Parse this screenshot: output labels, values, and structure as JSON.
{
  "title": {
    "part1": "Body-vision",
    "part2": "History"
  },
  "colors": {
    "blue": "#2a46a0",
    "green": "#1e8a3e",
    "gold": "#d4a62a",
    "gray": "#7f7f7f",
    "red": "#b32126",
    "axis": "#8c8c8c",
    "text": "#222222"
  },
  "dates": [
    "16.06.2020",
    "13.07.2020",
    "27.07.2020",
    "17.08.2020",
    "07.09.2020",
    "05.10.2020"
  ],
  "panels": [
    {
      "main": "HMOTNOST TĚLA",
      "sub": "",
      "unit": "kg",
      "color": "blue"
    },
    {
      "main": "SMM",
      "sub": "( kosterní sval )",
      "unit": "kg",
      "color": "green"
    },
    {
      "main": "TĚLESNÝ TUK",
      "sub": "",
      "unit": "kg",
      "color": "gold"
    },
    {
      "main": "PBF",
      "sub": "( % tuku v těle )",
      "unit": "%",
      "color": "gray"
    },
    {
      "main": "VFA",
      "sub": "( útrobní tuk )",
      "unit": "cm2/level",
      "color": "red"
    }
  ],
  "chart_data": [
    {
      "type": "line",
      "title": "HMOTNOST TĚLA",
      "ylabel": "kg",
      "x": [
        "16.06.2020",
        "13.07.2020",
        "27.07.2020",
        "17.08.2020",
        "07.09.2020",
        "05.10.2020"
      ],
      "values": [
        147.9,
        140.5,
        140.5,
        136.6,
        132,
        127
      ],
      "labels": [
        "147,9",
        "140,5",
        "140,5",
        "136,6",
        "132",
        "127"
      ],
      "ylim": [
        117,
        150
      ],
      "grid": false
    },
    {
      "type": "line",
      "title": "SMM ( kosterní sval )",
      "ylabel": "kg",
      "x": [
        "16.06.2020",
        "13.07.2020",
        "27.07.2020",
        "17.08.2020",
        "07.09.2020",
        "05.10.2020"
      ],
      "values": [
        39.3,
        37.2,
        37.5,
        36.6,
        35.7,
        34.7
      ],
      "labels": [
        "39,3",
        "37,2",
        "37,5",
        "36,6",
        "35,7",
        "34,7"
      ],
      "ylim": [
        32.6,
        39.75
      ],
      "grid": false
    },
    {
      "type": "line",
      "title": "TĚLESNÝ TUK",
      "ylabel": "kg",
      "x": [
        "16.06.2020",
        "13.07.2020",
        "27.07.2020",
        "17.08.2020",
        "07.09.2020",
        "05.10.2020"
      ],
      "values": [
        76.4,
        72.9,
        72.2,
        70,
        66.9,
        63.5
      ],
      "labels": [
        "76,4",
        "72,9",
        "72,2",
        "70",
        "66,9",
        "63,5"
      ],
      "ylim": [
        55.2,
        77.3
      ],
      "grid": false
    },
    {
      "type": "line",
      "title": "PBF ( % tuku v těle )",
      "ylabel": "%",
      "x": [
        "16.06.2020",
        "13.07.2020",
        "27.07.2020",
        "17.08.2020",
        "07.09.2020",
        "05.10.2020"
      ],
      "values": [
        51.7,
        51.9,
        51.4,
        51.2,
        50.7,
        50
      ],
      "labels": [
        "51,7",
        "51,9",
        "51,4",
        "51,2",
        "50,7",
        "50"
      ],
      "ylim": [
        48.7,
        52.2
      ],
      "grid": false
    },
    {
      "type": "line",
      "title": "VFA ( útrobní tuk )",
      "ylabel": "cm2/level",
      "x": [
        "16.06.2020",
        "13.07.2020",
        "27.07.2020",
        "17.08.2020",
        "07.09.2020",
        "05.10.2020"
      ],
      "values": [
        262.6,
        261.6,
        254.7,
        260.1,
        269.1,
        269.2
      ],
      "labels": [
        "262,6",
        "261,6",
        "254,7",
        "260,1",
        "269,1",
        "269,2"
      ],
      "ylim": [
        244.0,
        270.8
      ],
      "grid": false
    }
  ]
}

* * * * * * * * *

▶ What the task requires: Output the records verbatim, from the first line to the last.

▶ Answer to the exercise:
Parse this screenshot: output labels, values, and structure as JSON.
{
  "title": {
    "part1": "Body-vision",
    "part2": "History"
  },
  "colors": {
    "blue": "#2a46a0",
    "green": "#1e8a3e",
    "gold": "#d4a62a",
    "gray": "#7f7f7f",
    "red": "#b32126",
    "axis": "#8c8c8c",
    "text": "#222222"
  },
  "dates": [
    "16.06.2020",
    "13.07.2020",
    "27.07.2020",
    "17.08.2020",
    "07.09.2020",
    "05.10.2020"
  ],
  "panels": [
    {
      "main": "HMOTNOST TĚLA",
      "sub": "",
      "unit": "kg",
      "color": "blue"
    },
    {
      "main": "SMM",
      "sub": "( kosterní sval )",
      "unit": "kg",
      "color": "green"
    },
    {
      "main": "TĚLESNÝ TUK",
      "sub": "",
      "unit": "kg",
      "color": "gold"
    },
    {
      "main": "PBF",
      "sub": "( % tuku v těle )",
      "unit": "%",
      "color": "gray"
    },
    {
      "main": "VFA",
      "sub": "( útrobní tuk )",
      "unit": "cm2/level",
      "color": "red"
    }
  ],
  "chart_data": [
    {
      "type": "line",
      "title": "HMOTNOST TĚLA",
      "ylabel": "kg",
      "x": [
        "16.06.2020",
        "13.07.2020",
        "27.07.2020",
        "17.08.2020",
        "07.09.2020",
        "05.10.2020"
      ],
      "values": [
        147.9,
        140.5,
        140.5,
        136.6,
        132,
        127
      ],
      "labels": [
        "147,9",
        "140,5",
        "140,5",
        "136,6",
        "132",
        "127"
      ],
      "ylim": [
        117,
        150
      ],
      "grid": false
    },
    {
      "type": "line",
      "title": "SMM ( kosterní sval )",
      "ylabel": "kg",
      "x": [
        "16.06.2020",
        "13.07.2020",
        "27.07.2020",
        "17.08.2020",
        "07.09.2020",
        "05.10.2020"
      ],
      "values": [
        39.3,
        37.2,
        37.5,
        36.6,
        35.7,
        34.7
      ],
      "labels": [
        "39,3",
        "37,2",
        "37,5",
        "36,6",
        "35,7",
        "34,7"
      ],
      "ylim": [
        32.6,
        39.75
      ],
      "grid": false
    },
    {
      "type": "line",
      "title": "TĚLESNÝ TUK",
      "ylabel": "kg",
      "x": [
        "16.06.2020",
        "13.07.2020",
        "27.07.2020",
        "17.08.2020",
        "07.09.2020",
        "05.10.2020"
      ],
      "values": [
        76.4,
        72.9,
        72.2,
        70,
        66.9,
        63.5
      ],
      "labels": [
        "76,4",
        "72,9",
        "72,2",
        "70",
        "66,9",
        "63,5"
      ],
      "ylim": [
        55.2,
        77.3
      ],
      "grid": false
    },
    {
      "type": "line",
      "title": "PBF ( % tuku v těle )",
      "ylabel": "%",
      "x": [
        "16.06.2020",
        "13.07.2020",
        "27.07.2020",
        "17.08.2020",
        "07.09.2020",
        "05.10.2020"
      ],
      "values": [
        51.7,
        51.9,
        51.4,
        51.2,
        50.7,
        50
      ],
      "labels": [
        "51,7",
        "51,9",
        "51,4",
        "51,2",
        "50,7",
        "50"
      ],
      "ylim": [
        48.7,
        52.2
      ],
      "grid": false
    },
    {
      "type": "line",
      "title": "VFA ( útrobní tuk )",
      "ylabel": "cm2/level",
      "x": [
        "16.06.2020",
        "13.07.2020",
        "27.07.2020",
        "17.08.2020",
        "07.09.2020",
        "05.10.2020"
      ],
      "values": [
        262.6,
        261.6,
        254.7,
        260.1,
        269.1,
        269.2
      ],
      "labels": [
        "262,6",
        "261,6",
        "254,7",
        "260,1",
        "269,1",
        "269,2"
      ],
      "ylim": [
        244.0,
        270.8
      ],
      "grid": false
    }
  ]
}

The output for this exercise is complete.